### CHALLENGE
Edit the entries below by replacing "product-title-link" with "product-name-link" throughout, leaving everything else unchanged. Leave out the pictures.

### DATA PROVIDED

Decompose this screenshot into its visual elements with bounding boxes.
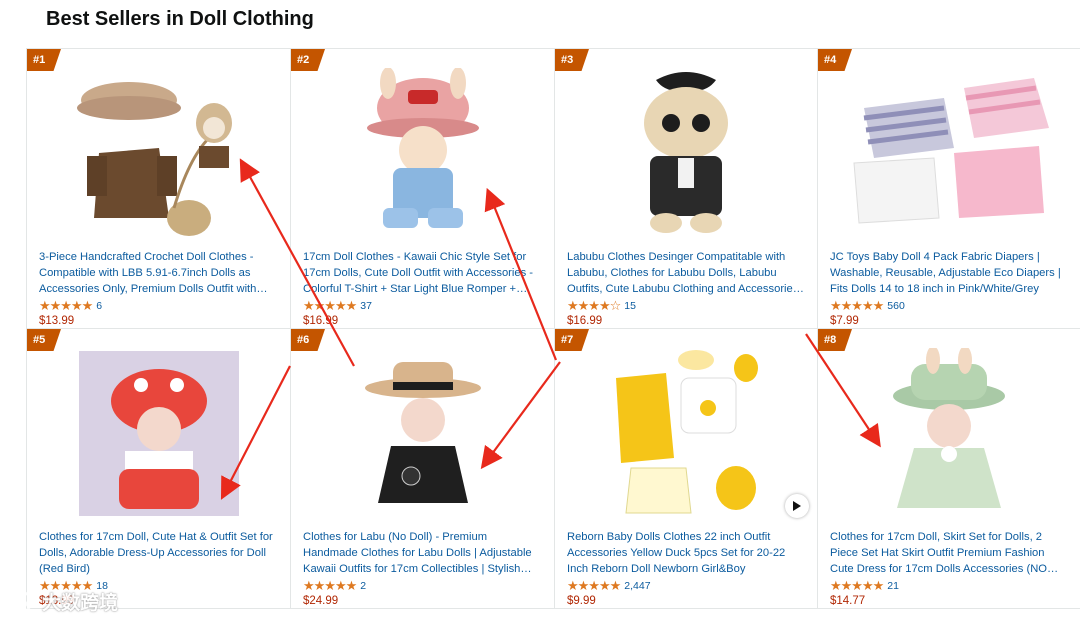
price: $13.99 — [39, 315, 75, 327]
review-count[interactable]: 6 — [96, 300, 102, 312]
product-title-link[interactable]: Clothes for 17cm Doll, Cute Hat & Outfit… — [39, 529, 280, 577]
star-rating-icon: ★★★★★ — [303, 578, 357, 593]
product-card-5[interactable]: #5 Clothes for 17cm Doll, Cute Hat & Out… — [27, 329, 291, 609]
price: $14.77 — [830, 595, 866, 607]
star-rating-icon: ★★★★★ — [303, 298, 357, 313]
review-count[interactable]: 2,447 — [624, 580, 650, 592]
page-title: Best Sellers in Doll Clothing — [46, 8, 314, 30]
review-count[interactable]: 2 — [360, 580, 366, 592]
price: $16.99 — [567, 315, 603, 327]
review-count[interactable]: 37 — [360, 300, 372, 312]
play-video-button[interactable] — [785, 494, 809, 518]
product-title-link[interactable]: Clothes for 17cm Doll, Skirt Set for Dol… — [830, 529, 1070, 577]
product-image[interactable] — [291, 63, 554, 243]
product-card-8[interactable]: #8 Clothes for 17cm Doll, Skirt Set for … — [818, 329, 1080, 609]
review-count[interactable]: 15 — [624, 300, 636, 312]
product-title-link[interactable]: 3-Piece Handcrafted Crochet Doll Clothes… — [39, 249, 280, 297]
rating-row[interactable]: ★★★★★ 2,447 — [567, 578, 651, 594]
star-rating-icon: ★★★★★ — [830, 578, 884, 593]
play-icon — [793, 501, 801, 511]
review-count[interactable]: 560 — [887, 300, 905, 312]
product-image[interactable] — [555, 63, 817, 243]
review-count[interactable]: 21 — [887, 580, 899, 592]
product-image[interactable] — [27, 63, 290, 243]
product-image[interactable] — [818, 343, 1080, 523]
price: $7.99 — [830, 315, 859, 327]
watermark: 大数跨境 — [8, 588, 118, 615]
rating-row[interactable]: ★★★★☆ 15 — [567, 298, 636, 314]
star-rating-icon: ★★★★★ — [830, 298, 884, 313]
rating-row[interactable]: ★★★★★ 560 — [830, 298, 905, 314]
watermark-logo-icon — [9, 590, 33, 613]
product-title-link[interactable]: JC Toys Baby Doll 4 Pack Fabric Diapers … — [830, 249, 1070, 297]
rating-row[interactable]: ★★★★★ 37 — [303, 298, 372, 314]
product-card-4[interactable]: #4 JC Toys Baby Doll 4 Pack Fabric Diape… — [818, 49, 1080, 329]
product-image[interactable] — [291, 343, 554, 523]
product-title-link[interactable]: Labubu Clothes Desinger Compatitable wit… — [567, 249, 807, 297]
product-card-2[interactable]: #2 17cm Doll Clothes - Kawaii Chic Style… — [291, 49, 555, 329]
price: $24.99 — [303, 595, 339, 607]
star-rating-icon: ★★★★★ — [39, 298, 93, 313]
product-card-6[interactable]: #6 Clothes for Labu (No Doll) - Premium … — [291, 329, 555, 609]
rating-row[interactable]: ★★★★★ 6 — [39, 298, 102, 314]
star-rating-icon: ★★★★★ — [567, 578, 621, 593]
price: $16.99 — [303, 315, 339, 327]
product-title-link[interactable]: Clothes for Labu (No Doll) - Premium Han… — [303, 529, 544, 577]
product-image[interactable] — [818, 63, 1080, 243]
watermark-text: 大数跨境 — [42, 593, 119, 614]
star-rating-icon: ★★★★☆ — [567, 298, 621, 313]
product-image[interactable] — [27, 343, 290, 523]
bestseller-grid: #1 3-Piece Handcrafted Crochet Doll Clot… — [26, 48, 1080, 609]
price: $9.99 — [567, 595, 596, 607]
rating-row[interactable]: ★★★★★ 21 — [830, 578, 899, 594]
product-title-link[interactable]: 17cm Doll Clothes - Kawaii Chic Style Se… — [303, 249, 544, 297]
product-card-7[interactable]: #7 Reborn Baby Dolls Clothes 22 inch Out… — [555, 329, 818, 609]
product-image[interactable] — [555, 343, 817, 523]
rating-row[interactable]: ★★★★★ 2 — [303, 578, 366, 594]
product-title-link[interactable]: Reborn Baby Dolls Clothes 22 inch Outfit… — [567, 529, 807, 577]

### SOLUTION TO THIS TASK
Decompose this screenshot into its visual elements with bounding boxes.
price: $13.99 — [39, 315, 75, 327]
review-count[interactable]: 6 — [96, 300, 102, 312]
product-name-link[interactable]: Clothes for 17cm Doll, Cute Hat & Outfit… — [39, 529, 280, 577]
star-rating-icon: ★★★★★ — [303, 578, 357, 593]
product-card-5[interactable]: #5 Clothes for 17cm Doll, Cute Hat & Out… — [27, 329, 291, 609]
price: $14.77 — [830, 595, 866, 607]
star-rating-icon: ★★★★★ — [303, 298, 357, 313]
review-count[interactable]: 2,447 — [624, 580, 650, 592]
page-title: Best Sellers in Doll Clothing — [46, 8, 314, 30]
review-count[interactable]: 2 — [360, 580, 366, 592]
price: $16.99 — [567, 315, 603, 327]
review-count[interactable]: 37 — [360, 300, 372, 312]
play-video-button[interactable] — [785, 494, 809, 518]
product-name-link[interactable]: Clothes for 17cm Doll, Skirt Set for Dol… — [830, 529, 1070, 577]
product-image[interactable] — [291, 63, 554, 243]
product-card-8[interactable]: #8 Clothes for 17cm Doll, Skirt Set for … — [818, 329, 1080, 609]
review-count[interactable]: 15 — [624, 300, 636, 312]
product-name-link[interactable]: 3-Piece Handcrafted Crochet Doll Clothes… — [39, 249, 280, 297]
rating-row[interactable]: ★★★★★ 2,447 — [567, 578, 651, 594]
star-rating-icon: ★★★★★ — [830, 578, 884, 593]
play-icon — [793, 501, 801, 511]
review-count[interactable]: 560 — [887, 300, 905, 312]
product-image[interactable] — [555, 63, 817, 243]
review-count[interactable]: 21 — [887, 580, 899, 592]
product-image[interactable] — [27, 63, 290, 243]
product-image[interactable] — [818, 343, 1080, 523]
price: $7.99 — [830, 315, 859, 327]
watermark: 大数跨境 — [8, 588, 118, 615]
rating-row[interactable]: ★★★★☆ 15 — [567, 298, 636, 314]
star-rating-icon: ★★★★★ — [830, 298, 884, 313]
rating-row[interactable]: ★★★★★ 560 — [830, 298, 905, 314]
watermark-logo-icon — [9, 590, 33, 613]
product-name-link[interactable]: JC Toys Baby Doll 4 Pack Fabric Diapers … — [830, 249, 1070, 297]
rating-row[interactable]: ★★★★★ 37 — [303, 298, 372, 314]
product-card-4[interactable]: #4 JC Toys Baby Doll 4 Pack Fabric Diape… — [818, 49, 1080, 329]
product-image[interactable] — [291, 343, 554, 523]
product-name-link[interactable]: Labubu Clothes Desinger Compatitable wit… — [567, 249, 807, 297]
product-card-2[interactable]: #2 17cm Doll Clothes - Kawaii Chic Style… — [291, 49, 555, 329]
price: $24.99 — [303, 595, 339, 607]
star-rating-icon: ★★★★★ — [39, 298, 93, 313]
product-card-6[interactable]: #6 Clothes for Labu (No Doll) - Premium … — [291, 329, 555, 609]
rating-row[interactable]: ★★★★★ 6 — [39, 298, 102, 314]
star-rating-icon: ★★★★★ — [567, 578, 621, 593]
price: $16.99 — [303, 315, 339, 327]
product-name-link[interactable]: Clothes for Labu (No Doll) - Premium Han… — [303, 529, 544, 577]
product-image[interactable] — [818, 63, 1080, 243]
watermark-text: 大数跨境 — [42, 593, 119, 614]
star-rating-icon: ★★★★☆ — [567, 298, 621, 313]
product-image[interactable] — [27, 343, 290, 523]
bestseller-grid: #1 3-Piece Handcrafted Crochet Doll Clot… — [26, 48, 1080, 609]
price: $9.99 — [567, 595, 596, 607]
rating-row[interactable]: ★★★★★ 21 — [830, 578, 899, 594]
product-name-link[interactable]: 17cm Doll Clothes - Kawaii Chic Style Se… — [303, 249, 544, 297]
product-card-7[interactable]: #7 Reborn Baby Dolls Clothes 22 inch Out… — [555, 329, 818, 609]
product-image[interactable] — [555, 343, 817, 523]
rating-row[interactable]: ★★★★★ 2 — [303, 578, 366, 594]
product-name-link[interactable]: Reborn Baby Dolls Clothes 22 inch Outfit… — [567, 529, 807, 577]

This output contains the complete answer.